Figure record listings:
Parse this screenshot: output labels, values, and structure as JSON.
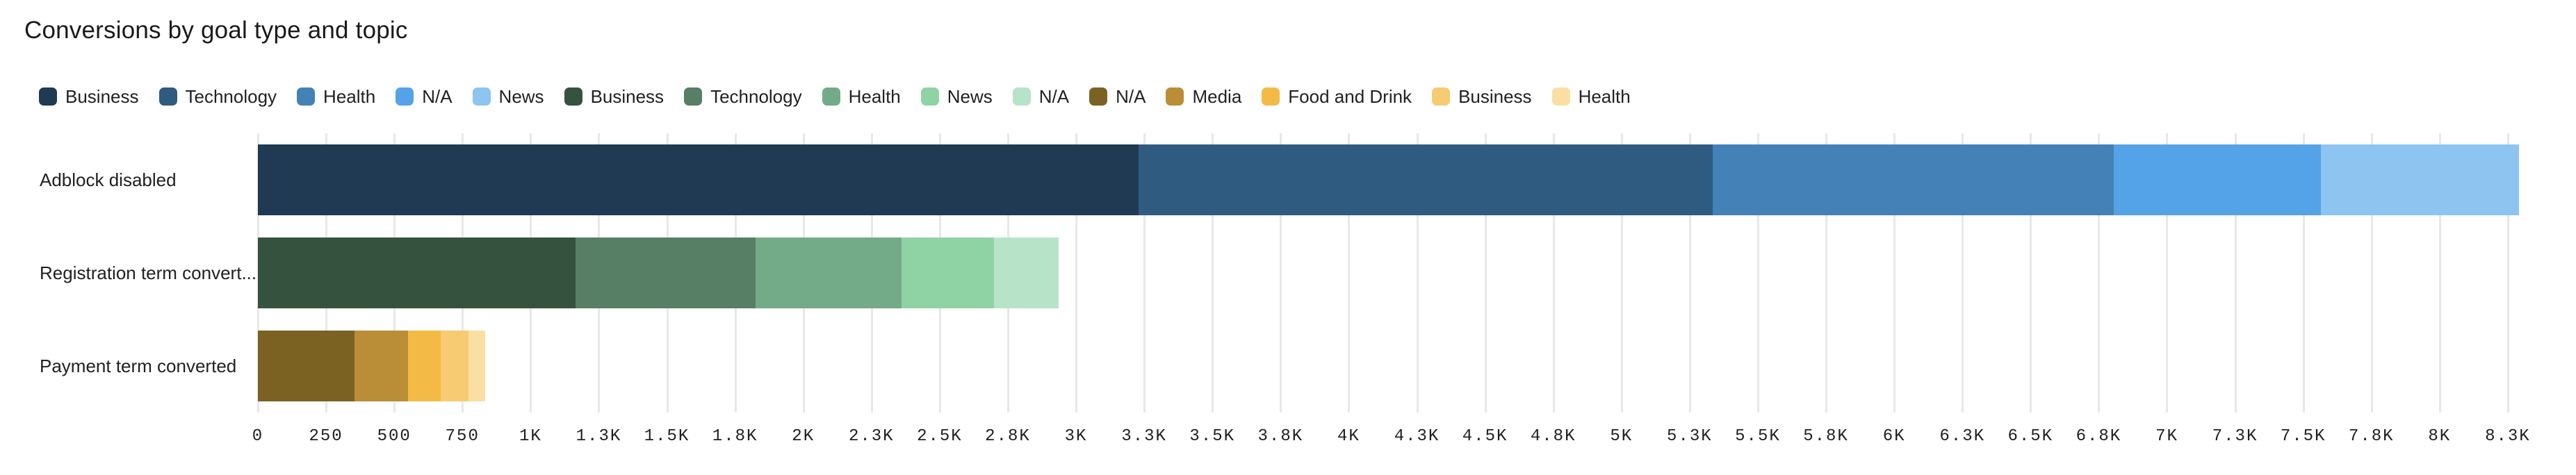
{
  "title": "Conversions by goal type and topic",
  "legend": {
    "items": [
      {
        "label": "Business",
        "color": "#1F3A52"
      },
      {
        "label": "Technology",
        "color": "#2F5B80"
      },
      {
        "label": "Health",
        "color": "#4381B7"
      },
      {
        "label": "N/A",
        "color": "#54A3E8"
      },
      {
        "label": "News",
        "color": "#8EC4F0"
      },
      {
        "label": "Business",
        "color": "#35523F"
      },
      {
        "label": "Technology",
        "color": "#567F66"
      },
      {
        "label": "Health",
        "color": "#73AA87"
      },
      {
        "label": "News",
        "color": "#8FD3A5"
      },
      {
        "label": "N/A",
        "color": "#B7E3C8"
      },
      {
        "label": "N/A",
        "color": "#7B6222"
      },
      {
        "label": "Media",
        "color": "#B98E37"
      },
      {
        "label": "Food and Drink",
        "color": "#F3BB45"
      },
      {
        "label": "Business",
        "color": "#F7CB72"
      },
      {
        "label": "Health",
        "color": "#FADFA2"
      }
    ]
  },
  "chart_data": {
    "type": "bar",
    "subtype": "horizontal-stacked",
    "title": "Conversions by goal type and topic",
    "xlabel": "",
    "ylabel": "",
    "xlim": [
      0,
      8500
    ],
    "tick_step": 250,
    "tick_labels": [
      "0",
      "250",
      "500",
      "750",
      "1K",
      "1.3K",
      "1.5K",
      "1.8K",
      "2K",
      "2.3K",
      "2.5K",
      "2.8K",
      "3K",
      "3.3K",
      "3.5K",
      "3.8K",
      "4K",
      "4.3K",
      "4.5K",
      "4.8K",
      "5K",
      "5.3K",
      "5.5K",
      "5.8K",
      "6K",
      "6.3K",
      "6.5K",
      "6.8K",
      "7K",
      "7.3K",
      "7.5K",
      "7.8K",
      "8K",
      "8.3K"
    ],
    "grid": true,
    "legend_position": "top",
    "rows": [
      {
        "label": "Adblock disabled",
        "segments": [
          {
            "name": "Business",
            "value": 3230,
            "color": "#1F3A52"
          },
          {
            "name": "Technology",
            "value": 2105,
            "color": "#2F5B80"
          },
          {
            "name": "Health",
            "value": 1470,
            "color": "#4381B7"
          },
          {
            "name": "N/A",
            "value": 760,
            "color": "#54A3E8"
          },
          {
            "name": "News",
            "value": 725,
            "color": "#8EC4F0"
          }
        ]
      },
      {
        "label": "Registration term convert...",
        "segments": [
          {
            "name": "Business",
            "value": 1165,
            "color": "#35523F"
          },
          {
            "name": "Technology",
            "value": 660,
            "color": "#567F66"
          },
          {
            "name": "Health",
            "value": 535,
            "color": "#73AA87"
          },
          {
            "name": "News",
            "value": 340,
            "color": "#8FD3A5"
          },
          {
            "name": "N/A",
            "value": 235,
            "color": "#B7E3C8"
          }
        ]
      },
      {
        "label": "Payment term converted",
        "segments": [
          {
            "name": "N/A",
            "value": 355,
            "color": "#7B6222"
          },
          {
            "name": "Media",
            "value": 195,
            "color": "#B98E37"
          },
          {
            "name": "Food and Drink",
            "value": 120,
            "color": "#F3BB45"
          },
          {
            "name": "Business",
            "value": 103,
            "color": "#F7CB72"
          },
          {
            "name": "Health",
            "value": 60,
            "color": "#FADFA2"
          }
        ]
      }
    ],
    "colors": {
      "grid": "#E8E8E8",
      "text": "#202124",
      "tick_text": "#1F1F1F",
      "background": "#FFFFFF"
    }
  }
}
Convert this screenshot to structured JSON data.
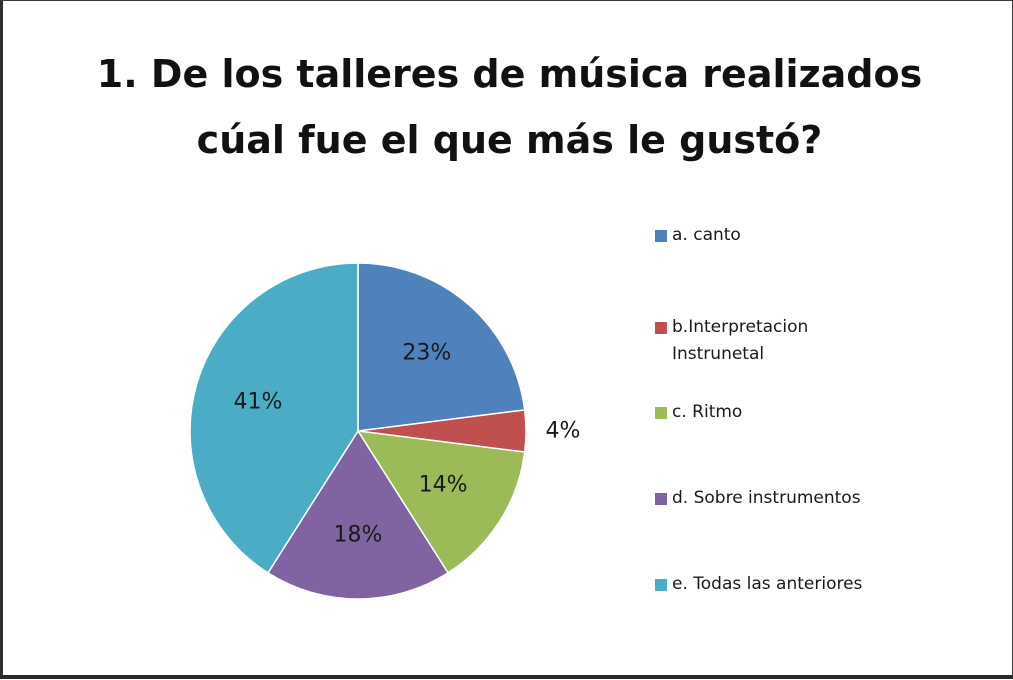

### [WRITTEN INSTRUCTION]
What is the number of lines in the data that hold the string "term"? Answer with the number only.

### [PROBLEM SOLUTION]
2